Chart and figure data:
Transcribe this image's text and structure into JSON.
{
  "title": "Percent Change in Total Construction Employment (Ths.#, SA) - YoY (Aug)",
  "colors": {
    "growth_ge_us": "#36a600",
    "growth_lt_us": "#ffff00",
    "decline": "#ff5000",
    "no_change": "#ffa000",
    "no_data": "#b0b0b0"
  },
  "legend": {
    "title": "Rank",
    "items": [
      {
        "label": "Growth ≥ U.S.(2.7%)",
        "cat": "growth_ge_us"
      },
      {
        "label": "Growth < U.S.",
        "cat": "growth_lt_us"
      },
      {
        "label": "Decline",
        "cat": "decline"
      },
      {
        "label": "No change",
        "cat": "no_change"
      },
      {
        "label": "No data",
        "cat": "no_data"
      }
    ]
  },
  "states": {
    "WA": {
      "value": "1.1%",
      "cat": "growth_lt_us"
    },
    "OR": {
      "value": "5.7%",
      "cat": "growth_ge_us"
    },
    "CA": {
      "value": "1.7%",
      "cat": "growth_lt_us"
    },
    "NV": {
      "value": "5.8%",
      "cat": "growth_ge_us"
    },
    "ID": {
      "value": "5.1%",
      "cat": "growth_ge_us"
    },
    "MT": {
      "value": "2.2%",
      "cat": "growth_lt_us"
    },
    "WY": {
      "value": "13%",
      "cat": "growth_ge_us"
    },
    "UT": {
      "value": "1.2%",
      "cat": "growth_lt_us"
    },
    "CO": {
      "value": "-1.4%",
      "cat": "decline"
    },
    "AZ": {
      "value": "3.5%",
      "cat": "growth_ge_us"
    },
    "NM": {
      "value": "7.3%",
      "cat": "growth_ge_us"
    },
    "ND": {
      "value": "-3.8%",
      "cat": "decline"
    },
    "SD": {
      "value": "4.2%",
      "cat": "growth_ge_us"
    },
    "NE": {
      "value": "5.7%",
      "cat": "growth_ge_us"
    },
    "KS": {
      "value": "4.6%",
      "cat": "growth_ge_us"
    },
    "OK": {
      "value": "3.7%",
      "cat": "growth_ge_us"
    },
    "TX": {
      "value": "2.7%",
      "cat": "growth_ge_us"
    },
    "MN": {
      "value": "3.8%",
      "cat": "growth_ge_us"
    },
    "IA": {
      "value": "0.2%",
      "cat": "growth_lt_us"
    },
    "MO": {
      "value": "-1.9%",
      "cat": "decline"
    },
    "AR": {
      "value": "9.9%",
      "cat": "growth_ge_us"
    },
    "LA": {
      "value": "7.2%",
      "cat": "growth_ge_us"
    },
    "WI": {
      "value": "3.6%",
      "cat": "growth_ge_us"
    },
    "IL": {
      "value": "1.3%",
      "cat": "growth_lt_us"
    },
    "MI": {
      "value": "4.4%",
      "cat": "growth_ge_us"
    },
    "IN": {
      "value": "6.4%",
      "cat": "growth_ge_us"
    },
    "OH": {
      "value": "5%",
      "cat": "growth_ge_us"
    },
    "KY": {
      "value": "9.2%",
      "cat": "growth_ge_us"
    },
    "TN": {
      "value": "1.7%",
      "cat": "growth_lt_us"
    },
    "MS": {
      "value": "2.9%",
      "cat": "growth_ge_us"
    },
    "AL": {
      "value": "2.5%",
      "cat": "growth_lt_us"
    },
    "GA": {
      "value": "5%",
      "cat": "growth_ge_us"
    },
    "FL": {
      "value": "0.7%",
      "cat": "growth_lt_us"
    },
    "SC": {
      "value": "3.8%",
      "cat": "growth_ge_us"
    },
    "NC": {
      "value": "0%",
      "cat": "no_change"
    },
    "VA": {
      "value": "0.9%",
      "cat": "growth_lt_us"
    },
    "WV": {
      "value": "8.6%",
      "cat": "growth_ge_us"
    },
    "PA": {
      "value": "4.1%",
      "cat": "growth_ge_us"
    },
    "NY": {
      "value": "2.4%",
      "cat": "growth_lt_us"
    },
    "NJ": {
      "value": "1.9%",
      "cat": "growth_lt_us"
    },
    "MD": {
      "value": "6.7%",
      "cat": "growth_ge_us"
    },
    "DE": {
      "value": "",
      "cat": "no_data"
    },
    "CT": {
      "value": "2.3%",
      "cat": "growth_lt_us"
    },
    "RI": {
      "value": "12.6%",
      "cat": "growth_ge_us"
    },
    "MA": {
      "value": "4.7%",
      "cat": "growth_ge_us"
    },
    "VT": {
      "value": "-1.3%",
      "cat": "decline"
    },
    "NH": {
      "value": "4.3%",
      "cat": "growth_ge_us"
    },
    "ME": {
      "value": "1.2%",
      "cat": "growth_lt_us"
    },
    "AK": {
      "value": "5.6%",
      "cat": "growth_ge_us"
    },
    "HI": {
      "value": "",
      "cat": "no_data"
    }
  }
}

PROBLEM REQUIREMENTS>
Output all of the data again. Match it exactly.

REPLY>
Transcribe this image's text and structure into JSON.
{
  "title": "Percent Change in Total Construction Employment (Ths.#, SA) - YoY (Aug)",
  "colors": {
    "growth_ge_us": "#36a600",
    "growth_lt_us": "#ffff00",
    "decline": "#ff5000",
    "no_change": "#ffa000",
    "no_data": "#b0b0b0"
  },
  "legend": {
    "title": "Rank",
    "items": [
      {
        "label": "Growth ≥ U.S.(2.7%)",
        "cat": "growth_ge_us"
      },
      {
        "label": "Growth < U.S.",
        "cat": "growth_lt_us"
      },
      {
        "label": "Decline",
        "cat": "decline"
      },
      {
        "label": "No change",
        "cat": "no_change"
      },
      {
        "label": "No data",
        "cat": "no_data"
      }
    ]
  },
  "states": {
    "WA": {
      "value": "1.1%",
      "cat": "growth_lt_us"
    },
    "OR": {
      "value": "5.7%",
      "cat": "growth_ge_us"
    },
    "CA": {
      "value": "1.7%",
      "cat": "growth_lt_us"
    },
    "NV": {
      "value": "5.8%",
      "cat": "growth_ge_us"
    },
    "ID": {
      "value": "5.1%",
      "cat": "growth_ge_us"
    },
    "MT": {
      "value": "2.2%",
      "cat": "growth_lt_us"
    },
    "WY": {
      "value": "13%",
      "cat": "growth_ge_us"
    },
    "UT": {
      "value": "1.2%",
      "cat": "growth_lt_us"
    },
    "CO": {
      "value": "-1.4%",
      "cat": "decline"
    },
    "AZ": {
      "value": "3.5%",
      "cat": "growth_ge_us"
    },
    "NM": {
      "value": "7.3%",
      "cat": "growth_ge_us"
    },
    "ND": {
      "value": "-3.8%",
      "cat": "decline"
    },
    "SD": {
      "value": "4.2%",
      "cat": "growth_ge_us"
    },
    "NE": {
      "value": "5.7%",
      "cat": "growth_ge_us"
    },
    "KS": {
      "value": "4.6%",
      "cat": "growth_ge_us"
    },
    "OK": {
      "value": "3.7%",
      "cat": "growth_ge_us"
    },
    "TX": {
      "value": "2.7%",
      "cat": "growth_ge_us"
    },
    "MN": {
      "value": "3.8%",
      "cat": "growth_ge_us"
    },
    "IA": {
      "value": "0.2%",
      "cat": "growth_lt_us"
    },
    "MO": {
      "value": "-1.9%",
      "cat": "decline"
    },
    "AR": {
      "value": "9.9%",
      "cat": "growth_ge_us"
    },
    "LA": {
      "value": "7.2%",
      "cat": "growth_ge_us"
    },
    "WI": {
      "value": "3.6%",
      "cat": "growth_ge_us"
    },
    "IL": {
      "value": "1.3%",
      "cat": "growth_lt_us"
    },
    "MI": {
      "value": "4.4%",
      "cat": "growth_ge_us"
    },
    "IN": {
      "value": "6.4%",
      "cat": "growth_ge_us"
    },
    "OH": {
      "value": "5%",
      "cat": "growth_ge_us"
    },
    "KY": {
      "value": "9.2%",
      "cat": "growth_ge_us"
    },
    "TN": {
      "value": "1.7%",
      "cat": "growth_lt_us"
    },
    "MS": {
      "value": "2.9%",
      "cat": "growth_ge_us"
    },
    "AL": {
      "value": "2.5%",
      "cat": "growth_lt_us"
    },
    "GA": {
      "value": "5%",
      "cat": "growth_ge_us"
    },
    "FL": {
      "value": "0.7%",
      "cat": "growth_lt_us"
    },
    "SC": {
      "value": "3.8%",
      "cat": "growth_ge_us"
    },
    "NC": {
      "value": "0%",
      "cat": "no_change"
    },
    "VA": {
      "value": "0.9%",
      "cat": "growth_lt_us"
    },
    "WV": {
      "value": "8.6%",
      "cat": "growth_ge_us"
    },
    "PA": {
      "value": "4.1%",
      "cat": "growth_ge_us"
    },
    "NY": {
      "value": "2.4%",
      "cat": "growth_lt_us"
    },
    "NJ": {
      "value": "1.9%",
      "cat": "growth_lt_us"
    },
    "MD": {
      "value": "6.7%",
      "cat": "growth_ge_us"
    },
    "DE": {
      "value": "",
      "cat": "no_data"
    },
    "CT": {
      "value": "2.3%",
      "cat": "growth_lt_us"
    },
    "RI": {
      "value": "12.6%",
      "cat": "growth_ge_us"
    },
    "MA": {
      "value": "4.7%",
      "cat": "growth_ge_us"
    },
    "VT": {
      "value": "-1.3%",
      "cat": "decline"
    },
    "NH": {
      "value": "4.3%",
      "cat": "growth_ge_us"
    },
    "ME": {
      "value": "1.2%",
      "cat": "growth_lt_us"
    },
    "AK": {
      "value": "5.6%",
      "cat": "growth_ge_us"
    },
    "HI": {
      "value": "",
      "cat": "no_data"
    }
  }
}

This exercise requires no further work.